### Material shown
::::
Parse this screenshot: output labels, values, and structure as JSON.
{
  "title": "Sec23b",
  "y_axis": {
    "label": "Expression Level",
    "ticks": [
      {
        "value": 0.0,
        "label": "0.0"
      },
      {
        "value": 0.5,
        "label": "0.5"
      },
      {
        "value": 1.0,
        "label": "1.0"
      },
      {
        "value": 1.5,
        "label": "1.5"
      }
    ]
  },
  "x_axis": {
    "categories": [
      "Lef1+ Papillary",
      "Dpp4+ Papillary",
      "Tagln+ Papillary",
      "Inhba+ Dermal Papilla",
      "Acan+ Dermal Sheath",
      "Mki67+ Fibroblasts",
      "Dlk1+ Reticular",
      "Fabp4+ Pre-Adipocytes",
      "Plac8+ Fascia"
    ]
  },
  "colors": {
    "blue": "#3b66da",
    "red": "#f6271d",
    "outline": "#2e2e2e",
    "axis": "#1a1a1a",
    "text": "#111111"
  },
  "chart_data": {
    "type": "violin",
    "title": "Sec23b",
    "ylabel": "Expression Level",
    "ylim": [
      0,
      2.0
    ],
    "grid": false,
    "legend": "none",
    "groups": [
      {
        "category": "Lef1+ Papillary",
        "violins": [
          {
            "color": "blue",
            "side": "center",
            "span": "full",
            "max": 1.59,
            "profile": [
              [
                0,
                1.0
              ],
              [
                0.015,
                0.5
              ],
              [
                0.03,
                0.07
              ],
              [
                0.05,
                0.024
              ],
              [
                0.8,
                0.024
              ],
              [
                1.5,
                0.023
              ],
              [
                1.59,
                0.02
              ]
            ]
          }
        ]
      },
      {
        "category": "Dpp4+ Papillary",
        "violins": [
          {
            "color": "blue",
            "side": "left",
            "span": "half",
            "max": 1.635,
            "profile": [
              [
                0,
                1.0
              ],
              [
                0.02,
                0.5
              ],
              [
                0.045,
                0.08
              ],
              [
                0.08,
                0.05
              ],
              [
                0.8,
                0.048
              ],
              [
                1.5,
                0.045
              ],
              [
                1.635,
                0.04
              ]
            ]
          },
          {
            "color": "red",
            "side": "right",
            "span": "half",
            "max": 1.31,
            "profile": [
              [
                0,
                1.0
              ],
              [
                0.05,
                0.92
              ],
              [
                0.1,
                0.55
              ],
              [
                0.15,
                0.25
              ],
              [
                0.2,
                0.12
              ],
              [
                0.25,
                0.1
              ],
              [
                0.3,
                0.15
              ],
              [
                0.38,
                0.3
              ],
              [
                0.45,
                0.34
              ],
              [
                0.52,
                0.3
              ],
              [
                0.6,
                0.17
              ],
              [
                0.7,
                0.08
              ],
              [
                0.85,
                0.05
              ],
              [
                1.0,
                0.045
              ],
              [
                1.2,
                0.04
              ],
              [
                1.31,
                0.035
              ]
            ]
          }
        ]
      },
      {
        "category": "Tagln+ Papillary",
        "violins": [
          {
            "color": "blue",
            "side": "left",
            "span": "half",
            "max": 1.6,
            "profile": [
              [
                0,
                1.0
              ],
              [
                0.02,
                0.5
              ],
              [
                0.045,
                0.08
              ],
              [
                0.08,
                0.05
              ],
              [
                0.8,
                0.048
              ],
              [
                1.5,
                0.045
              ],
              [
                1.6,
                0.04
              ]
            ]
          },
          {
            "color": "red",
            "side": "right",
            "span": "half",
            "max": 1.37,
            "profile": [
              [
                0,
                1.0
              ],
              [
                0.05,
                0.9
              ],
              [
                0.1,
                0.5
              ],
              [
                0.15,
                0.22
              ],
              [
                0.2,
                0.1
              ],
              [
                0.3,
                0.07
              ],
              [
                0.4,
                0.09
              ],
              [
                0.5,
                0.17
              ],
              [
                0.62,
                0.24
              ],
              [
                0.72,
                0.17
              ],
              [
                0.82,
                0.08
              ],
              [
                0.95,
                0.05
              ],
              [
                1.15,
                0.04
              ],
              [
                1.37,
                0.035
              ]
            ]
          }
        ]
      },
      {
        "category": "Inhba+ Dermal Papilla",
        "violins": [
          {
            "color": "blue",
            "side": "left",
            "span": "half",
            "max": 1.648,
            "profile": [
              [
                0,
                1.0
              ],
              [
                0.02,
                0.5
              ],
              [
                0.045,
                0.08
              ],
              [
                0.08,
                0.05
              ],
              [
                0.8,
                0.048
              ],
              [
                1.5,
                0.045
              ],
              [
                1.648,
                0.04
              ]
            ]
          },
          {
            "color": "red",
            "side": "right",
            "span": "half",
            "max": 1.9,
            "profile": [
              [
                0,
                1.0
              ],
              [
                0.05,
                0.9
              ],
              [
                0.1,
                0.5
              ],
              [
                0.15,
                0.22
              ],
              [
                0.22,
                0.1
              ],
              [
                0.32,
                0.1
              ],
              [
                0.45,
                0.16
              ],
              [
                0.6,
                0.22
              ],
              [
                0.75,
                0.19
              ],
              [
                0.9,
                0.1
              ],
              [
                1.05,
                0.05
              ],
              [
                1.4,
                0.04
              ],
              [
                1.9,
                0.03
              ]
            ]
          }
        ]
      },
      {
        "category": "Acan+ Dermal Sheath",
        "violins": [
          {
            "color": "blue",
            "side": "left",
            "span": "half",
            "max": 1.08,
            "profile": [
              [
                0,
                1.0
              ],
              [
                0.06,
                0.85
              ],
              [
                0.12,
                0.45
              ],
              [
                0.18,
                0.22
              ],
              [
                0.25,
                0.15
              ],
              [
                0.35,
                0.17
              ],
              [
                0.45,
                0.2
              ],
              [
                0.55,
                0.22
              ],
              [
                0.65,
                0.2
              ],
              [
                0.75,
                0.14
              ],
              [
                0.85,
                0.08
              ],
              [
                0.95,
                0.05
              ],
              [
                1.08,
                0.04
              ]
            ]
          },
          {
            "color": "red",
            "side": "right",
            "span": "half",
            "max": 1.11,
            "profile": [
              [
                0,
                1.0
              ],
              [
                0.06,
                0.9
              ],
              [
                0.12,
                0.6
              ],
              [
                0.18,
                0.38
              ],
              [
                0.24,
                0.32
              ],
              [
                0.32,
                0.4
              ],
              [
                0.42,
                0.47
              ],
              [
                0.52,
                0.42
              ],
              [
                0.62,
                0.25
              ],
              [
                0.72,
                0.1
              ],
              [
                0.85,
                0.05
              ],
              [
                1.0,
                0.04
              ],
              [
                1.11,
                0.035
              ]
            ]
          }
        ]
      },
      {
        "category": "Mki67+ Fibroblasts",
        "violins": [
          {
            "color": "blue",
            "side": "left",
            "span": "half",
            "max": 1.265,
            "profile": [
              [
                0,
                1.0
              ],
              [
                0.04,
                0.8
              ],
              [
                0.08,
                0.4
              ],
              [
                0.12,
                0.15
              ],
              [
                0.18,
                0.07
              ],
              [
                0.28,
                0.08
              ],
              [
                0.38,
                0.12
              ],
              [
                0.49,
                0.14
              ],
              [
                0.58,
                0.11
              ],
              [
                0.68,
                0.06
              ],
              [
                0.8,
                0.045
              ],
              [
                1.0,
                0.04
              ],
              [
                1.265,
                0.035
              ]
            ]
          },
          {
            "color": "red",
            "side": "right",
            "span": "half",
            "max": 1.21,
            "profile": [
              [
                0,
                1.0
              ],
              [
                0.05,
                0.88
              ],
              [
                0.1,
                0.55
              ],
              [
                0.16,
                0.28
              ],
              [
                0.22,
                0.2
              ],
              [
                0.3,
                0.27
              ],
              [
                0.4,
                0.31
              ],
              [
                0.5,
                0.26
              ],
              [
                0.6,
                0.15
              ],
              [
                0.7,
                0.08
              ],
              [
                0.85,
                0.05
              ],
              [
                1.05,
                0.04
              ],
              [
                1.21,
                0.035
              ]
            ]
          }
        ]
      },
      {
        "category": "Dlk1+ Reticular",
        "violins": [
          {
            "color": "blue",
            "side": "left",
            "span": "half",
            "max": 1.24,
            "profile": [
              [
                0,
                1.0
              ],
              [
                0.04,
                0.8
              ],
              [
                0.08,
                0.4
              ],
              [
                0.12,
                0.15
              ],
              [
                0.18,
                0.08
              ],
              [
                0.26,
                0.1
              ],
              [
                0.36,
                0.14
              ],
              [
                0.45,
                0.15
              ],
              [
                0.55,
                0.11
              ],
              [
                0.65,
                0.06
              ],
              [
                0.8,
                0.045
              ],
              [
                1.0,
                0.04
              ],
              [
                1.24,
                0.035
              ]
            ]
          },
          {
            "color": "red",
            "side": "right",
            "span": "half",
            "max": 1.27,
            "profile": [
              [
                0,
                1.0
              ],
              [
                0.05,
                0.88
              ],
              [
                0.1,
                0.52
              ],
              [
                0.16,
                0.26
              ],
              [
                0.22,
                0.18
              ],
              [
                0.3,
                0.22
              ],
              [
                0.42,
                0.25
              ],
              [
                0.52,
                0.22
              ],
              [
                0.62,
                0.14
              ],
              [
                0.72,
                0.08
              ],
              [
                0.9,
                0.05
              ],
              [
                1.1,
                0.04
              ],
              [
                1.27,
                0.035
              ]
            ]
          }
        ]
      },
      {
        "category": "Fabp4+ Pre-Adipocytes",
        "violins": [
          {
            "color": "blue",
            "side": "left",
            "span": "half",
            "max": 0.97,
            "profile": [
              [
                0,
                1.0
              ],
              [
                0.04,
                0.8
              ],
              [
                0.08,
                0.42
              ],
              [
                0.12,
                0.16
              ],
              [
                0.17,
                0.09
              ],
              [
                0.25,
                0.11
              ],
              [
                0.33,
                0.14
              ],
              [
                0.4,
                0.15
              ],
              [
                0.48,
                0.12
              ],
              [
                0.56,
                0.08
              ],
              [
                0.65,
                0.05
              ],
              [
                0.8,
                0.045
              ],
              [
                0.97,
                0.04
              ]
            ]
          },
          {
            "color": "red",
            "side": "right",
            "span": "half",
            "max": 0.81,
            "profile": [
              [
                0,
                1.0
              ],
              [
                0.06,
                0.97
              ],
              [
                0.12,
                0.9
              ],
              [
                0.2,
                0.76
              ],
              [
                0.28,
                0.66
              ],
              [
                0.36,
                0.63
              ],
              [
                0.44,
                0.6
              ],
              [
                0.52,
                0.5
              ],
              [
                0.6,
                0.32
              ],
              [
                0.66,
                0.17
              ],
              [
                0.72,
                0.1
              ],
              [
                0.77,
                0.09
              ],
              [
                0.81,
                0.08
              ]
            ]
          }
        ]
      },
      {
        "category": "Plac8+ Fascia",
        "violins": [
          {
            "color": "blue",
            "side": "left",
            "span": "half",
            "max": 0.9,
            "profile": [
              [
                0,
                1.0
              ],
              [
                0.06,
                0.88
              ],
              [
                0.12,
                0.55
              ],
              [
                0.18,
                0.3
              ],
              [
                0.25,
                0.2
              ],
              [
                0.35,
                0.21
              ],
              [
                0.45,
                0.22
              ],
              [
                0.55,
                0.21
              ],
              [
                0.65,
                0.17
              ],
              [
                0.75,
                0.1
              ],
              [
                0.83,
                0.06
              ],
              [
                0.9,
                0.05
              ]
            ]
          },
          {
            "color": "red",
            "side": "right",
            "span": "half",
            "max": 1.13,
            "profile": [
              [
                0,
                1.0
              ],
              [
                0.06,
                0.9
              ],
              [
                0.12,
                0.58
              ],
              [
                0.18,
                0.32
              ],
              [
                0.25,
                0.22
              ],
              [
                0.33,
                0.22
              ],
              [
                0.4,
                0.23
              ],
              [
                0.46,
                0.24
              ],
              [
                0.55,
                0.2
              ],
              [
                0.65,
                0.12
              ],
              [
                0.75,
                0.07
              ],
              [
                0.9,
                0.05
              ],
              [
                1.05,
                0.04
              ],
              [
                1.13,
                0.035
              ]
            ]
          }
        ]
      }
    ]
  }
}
::::
### Description of the task
Say how many lines in the records above hold "Expression", and give no other text.

### Written answer
2